-------- DATA FOR THIS EXERCISE

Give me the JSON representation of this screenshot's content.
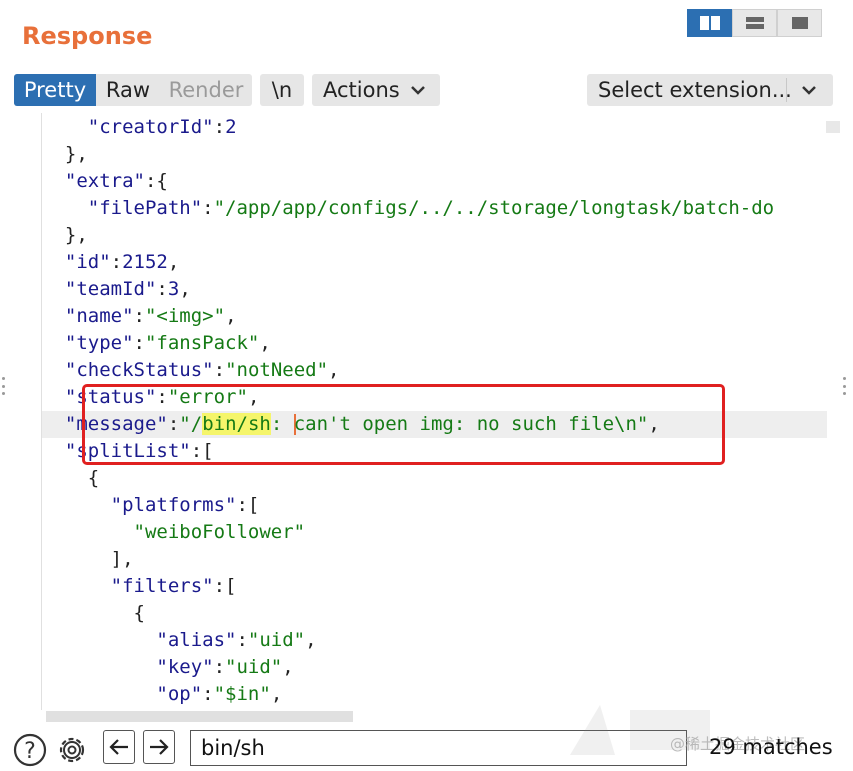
{
  "title": "Response",
  "tabs": [
    {
      "label": "Pretty",
      "state": "active"
    },
    {
      "label": "Raw",
      "state": "normal"
    },
    {
      "label": "Render",
      "state": "disabled"
    }
  ],
  "toolbar": {
    "newline_label": "\\n",
    "actions_label": "Actions",
    "select_extension_label": "Select extension..."
  },
  "code_lines": [
    "    \"creatorId\":2",
    "  },",
    "  \"extra\":{",
    "    \"filePath\":\"/app/app/configs/../../storage/longtask/batch-do",
    "  },",
    "  \"id\":2152,",
    "  \"teamId\":3,",
    "  \"name\":\"<img>\",",
    "  \"type\":\"fansPack\",",
    "  \"checkStatus\":\"notNeed\",",
    "  \"status\":\"error\",",
    "  \"message\":\"/bin/sh: can't open img: no such file\\n\",",
    "  \"splitList\":[",
    "    {",
    "      \"platforms\":[",
    "        \"weiboFollower\"",
    "      ],",
    "      \"filters\":[",
    "        {",
    "          \"alias\":\"uid\",",
    "          \"key\":\"uid\",",
    "          \"op\":\"$in\","
  ],
  "search": {
    "value": "bin/sh",
    "match_count": "29 matches"
  },
  "watermark": "@稀土掘金技术社区",
  "colors": {
    "accent": "#e8703a",
    "tab_active": "#2c6fb2",
    "highlight_box": "#e02020",
    "match_highlight": "#f5f56b"
  }
}
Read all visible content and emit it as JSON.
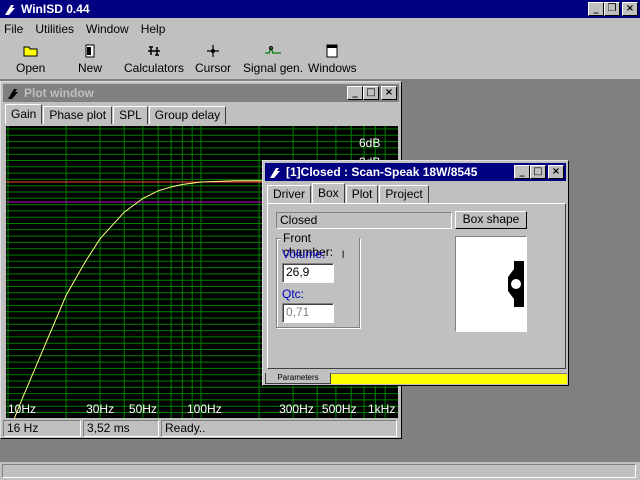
{
  "app": {
    "title": "WinISD 0.44",
    "menu": [
      "File",
      "Utilities",
      "Window",
      "Help"
    ],
    "toolbar": [
      "Open",
      "New",
      "Calculators",
      "Cursor",
      "Signal gen.",
      "Windows"
    ]
  },
  "plot_window": {
    "title": "Plot window",
    "tabs": [
      "Gain",
      "Phase plot",
      "SPL",
      "Group delay"
    ],
    "selected_tab": "Gain",
    "y_labels": [
      "6dB",
      "3dB"
    ],
    "x_labels": [
      "10Hz",
      "30Hz",
      "50Hz",
      "100Hz",
      "300Hz",
      "500Hz",
      "1kHz"
    ],
    "status": [
      "16 Hz",
      "3,52 ms",
      "Ready.."
    ]
  },
  "box_window": {
    "title": "[1]Closed : Scan-Speak 18W/8545",
    "tabs": [
      "Driver",
      "Box",
      "Plot",
      "Project"
    ],
    "selected_tab": "Box",
    "box_type": "Closed",
    "box_shape_button": "Box shape",
    "front_chamber": {
      "legend": "Front chamber:",
      "volume_label": "Volume:",
      "volume_value": "26,9",
      "volume_unit": "l",
      "qtc_label": "Qtc:",
      "qtc_value": "0,71"
    },
    "bottom_tab": "Parameters"
  },
  "colors": {
    "grid": "#008000",
    "curve": "#ffff80",
    "ref_line": "#ff4040",
    "plot_bg": "#000000",
    "status_strip": "#ffff00"
  },
  "chart_data": {
    "type": "line",
    "x_scale": "log",
    "xlim": [
      10,
      1000
    ],
    "x_ticks": [
      10,
      30,
      50,
      100,
      300,
      500,
      1000
    ],
    "series": [
      {
        "x": [
          10,
          12,
          15,
          20,
          25,
          30,
          40,
          50,
          60,
          70,
          80,
          100,
          150,
          200,
          300
        ],
        "y": [
          -20,
          -17,
          -13.5,
          -9,
          -6.4,
          -4.5,
          -2.4,
          -1.3,
          -0.7,
          -0.4,
          -0.2,
          0,
          0.1,
          0.1,
          0.1
        ]
      }
    ]
  }
}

----------------

Check the data for the word "Closed" and pull out the lines that have it.

THE SOLUTION
    "title": "[1]Closed : Scan-Speak 18W/8545",
    "box_type": "Closed",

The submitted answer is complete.